> _SOURCE MATERIAL_
Begin

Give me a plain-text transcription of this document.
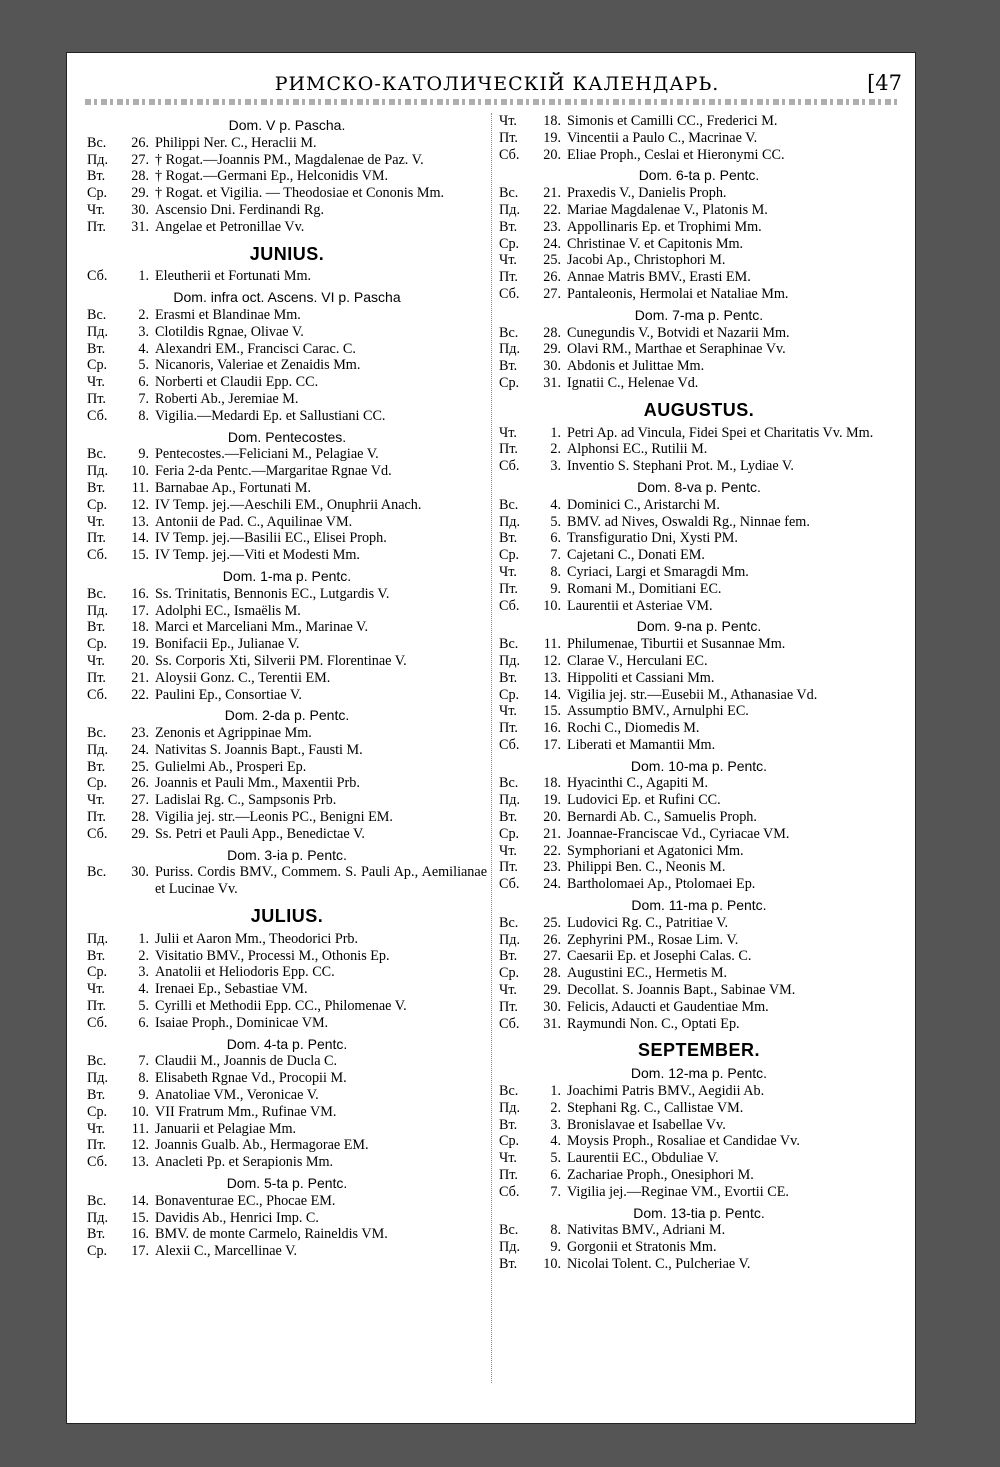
РИМСКО-КАТОЛИЧЕСКІЙ КАЛЕНДАРЬ.	[47
Dom. V p. Pascha.
Вс.	26. Philippi Ner. C., Heraclii M.
Пд.	27. † Rogat.—Joannis PM., Magdalenae de Paz. V.
Вт.	28. † Rogat.—Germani Ep., Helconidis VM.
Ср.	29. † Rogat. et Vigilia. — Theodosiae et Cononis Mm.
Чт.	30. Ascensio Dni. Ferdinandi Rg.
Пт.	31. Angelae et Petronillae Vv.
JUNIUS.
Сб.	1. Eleutherii et Fortunati Mm.
Dom. infra oct. Ascens. VI p. Pascha
Вс.	2. Erasmi et Blandinae Mm.
Пд.	3. Clotildis Rgnae, Olivae V.
Вт.	4. Alexandri EM., Francisci Carac. C.
Ср.	5. Nicanoris, Valeriae et Zenaidis Mm.
Чт.	6. Norberti et Claudii Epp. CC.
Пт.	7. Roberti Ab., Jeremiae M.
Сб.	8. Vigilia.—Medardi Ep. et Sallustiani CC.
Dom. Pentecostes.
Вс.	9. Pentecostes.—Feliciani M., Pelagiae V.
Пд.	10. Feria 2-da Pentc.—Margaritae Rgnae Vd.
Вт.	11. Barnabae Ap., Fortunati M.
Ср.	12. IV Temp. jej.—Aeschili EM., Onuphrii Anach.
Чт.	13. Antonii de Pad. C., Aquilinae VM.
Пт.	14. IV Temp. jej.—Basilii EC., Elisei Proph.
Сб.	15. IV Temp. jej.—Viti et Modesti Mm.
Dom. 1-ma p. Pentc.
Вс.	16. Ss. Trinitatis, Bennonis EC., Lutgardis V.
Пд.	17. Adolphi EC., Ismaëlis M.
Вт.	18. Marci et Marceliani Mm., Marinae V.
Ср.	19. Bonifacii Ep., Julianae V.
Чт.	20. Ss. Corporis Xti, Silverii PM. Florentinae V.
Пт.	21. Aloysii Gonz. C., Terentii EM.
Сб.	22. Paulini Ep., Consortiae V.
Dom. 2-da p. Pentc.
Вс.	23. Zenonis et Agrippinae Mm.
Пд.	24. Nativitas S. Joannis Bapt., Fausti M.
Вт.	25. Gulielmi Ab., Prosperi Ep.
Ср.	26. Joannis et Pauli Mm., Maxentii Prb.
Чт.	27. Ladislai Rg. C., Sampsonis Prb.
Пт.	28. Vigilia jej. str.—Leonis PC., Benigni EM.
Сб.	29. Ss. Petri et Pauli App., Benedictae V.
Dom. 3-ia p. Pentc.
Вс.	30. Puriss. Cordis BMV., Commem. S. Pauli Ap., Aemilianae et Lucinae Vv.
JULIUS.
Пд.	1. Julii et Aaron Mm., Theodorici Prb.
Вт.	2. Visitatio BMV., Processi M., Othonis Ep.
Ср.	3. Anatolii et Heliodoris Epp. CC.
Чт.	4. Irenaei Ep., Sebastiae VM.
Пт.	5. Cyrilli et Methodii Epp. CC., Philomenae V.
Сб.	6. Isaiae Proph., Dominicae VM.
Dom. 4-ta p. Pentc.
Вс.	7. Claudii M., Joannis de Ducla C.
Пд.	8. Elisabeth Rgnae Vd., Procopii M.
Вт.	9. Anatoliae VM., Veronicae V.
Ср.	10. VII Fratrum Mm., Rufinae VM.
Чт.	11. Januarii et Pelagiae Mm.
Пт.	12. Joannis Gualb. Ab., Hermagorae EM.
Сб.	13. Anacleti Pp. et Serapionis Mm.
Dom. 5-ta p. Pentc.
Вс.	14. Bonaventurae EC., Phocae EM.
Пд.	15. Davidis Ab., Henrici Imp. C.
Вт.	16. BMV. de monte Carmelo, Raineldis VM.
Ср.	17. Alexii C., Marcellinae V.
Чт.	18. Simonis et Camilli CC., Frederici M.
Пт.	19. Vincentii a Paulo C., Macrinae V.
Сб.	20. Eliae Proph., Ceslai et Hieronymi CC.
Dom. 6-ta p. Pentc.
Вс.	21. Praxedis V., Danielis Proph.
Пд.	22. Mariae Magdalenae V., Platonis M.
Вт.	23. Appollinaris Ep. et Trophimi Mm.
Ср.	24. Christinae V. et Capitonis Mm.
Чт.	25. Jacobi Ap., Christophori M.
Пт.	26. Annae Matris BMV., Erasti EM.
Сб.	27. Pantaleonis, Hermolai et Nataliae Mm.
Dom. 7-ma p. Pentc.
Вс.	28. Cunegundis V., Botvidi et Nazarii Mm.
Пд.	29. Olavi RM., Marthae et Seraphinae Vv.
Вт.	30. Abdonis et Julittae Mm.
Ср.	31. Ignatii C., Helenae Vd.
AUGUSTUS.
Чт.	1. Petri Ap. ad Vincula, Fidei Spei et Charitatis Vv. Mm.
Пт.	2. Alphonsi EC., Rutilii M.
Сб.	3. Inventio S. Stephani Prot. M., Lydiae V.
Dom. 8-va p. Pentc.
Вс.	4. Dominici C., Aristarchi M.
Пд.	5. BMV. ad Nives, Oswaldi Rg., Ninnae fem.
Вт.	6. Transfiguratio Dni, Xysti PM.
Ср.	7. Cajetani C., Donati EM.
Чт.	8. Cyriaci, Largi et Smaragdi Mm.
Пт.	9. Romani M., Domitiani EC.
Сб.	10. Laurentii et Asteriae VM.
Dom. 9-na p. Pentc.
Вс.	11. Philumenae, Tiburtii et Susannae Mm.
Пд.	12. Clarae V., Herculani EC.
Вт.	13. Hippoliti et Cassiani Mm.
Ср.	14. Vigilia jej. str.—Eusebii M., Athanasiae Vd.
Чт.	15. Assumptio BMV., Arnulphi EC.
Пт.	16. Rochi C., Diomedis M.
Сб.	17. Liberati et Mamantii Mm.
Dom. 10-ma p. Pentc.
Вс.	18. Hyacinthi C., Agapiti M.
Пд.	19. Ludovici Ep. et Rufini CC.
Вт.	20. Bernardi Ab. C., Samuelis Proph.
Ср.	21. Joannae-Franciscae Vd., Cyriacae VM.
Чт.	22. Symphoriani et Agatonici Mm.
Пт.	23. Philippi Ben. C., Neonis M.
Сб.	24. Bartholomaei Ap., Ptolomaei Ep.
Dom. 11-ma p. Pentc.
Вс.	25. Ludovici Rg. C., Patritiae V.
Пд.	26. Zephyrini PM., Rosae Lim. V.
Вт.	27. Caesarii Ep. et Josephi Calas. C.
Ср.	28. Augustini EC., Hermetis M.
Чт.	29. Decollat. S. Joannis Bapt., Sabinae VM.
Пт.	30. Felicis, Adaucti et Gaudentiae Mm.
Сб.	31. Raymundi Non. C., Optati Ep.
SEPTEMBER.
Dom. 12-ma p. Pentc.
Вс.	1. Joachimi Patris BMV., Aegidii Ab.
Пд.	2. Stephani Rg. C., Callistae VM.
Вт.	3. Bronislavae et Isabellae Vv.
Ср.	4. Moysis Proph., Rosaliae et Candidae Vv.
Чт.	5. Laurentii EC., Obduliae V.
Пт.	6. Zachariae Proph., Onesiphori M.
Сб.	7. Vigilia jej.—Reginae VM., Evortii CE.
Dom. 13-tia p. Pentc.
Вс.	8. Nativitas BMV., Adriani M.
Пд.	9. Gorgonii et Stratonis Mm.
Вт.	10. Nicolai Tolent. C., Pulcheriae V.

End

> _AIM_
Copy all lines in the listing above where the string "Pelagiae" appears.

> _RESPONSE TO THIS EXERCISE_
Вс.	9. Pentecostes.—Feliciani M., Pelagiae V.
Чт.	11. Januarii et Pelagiae Mm.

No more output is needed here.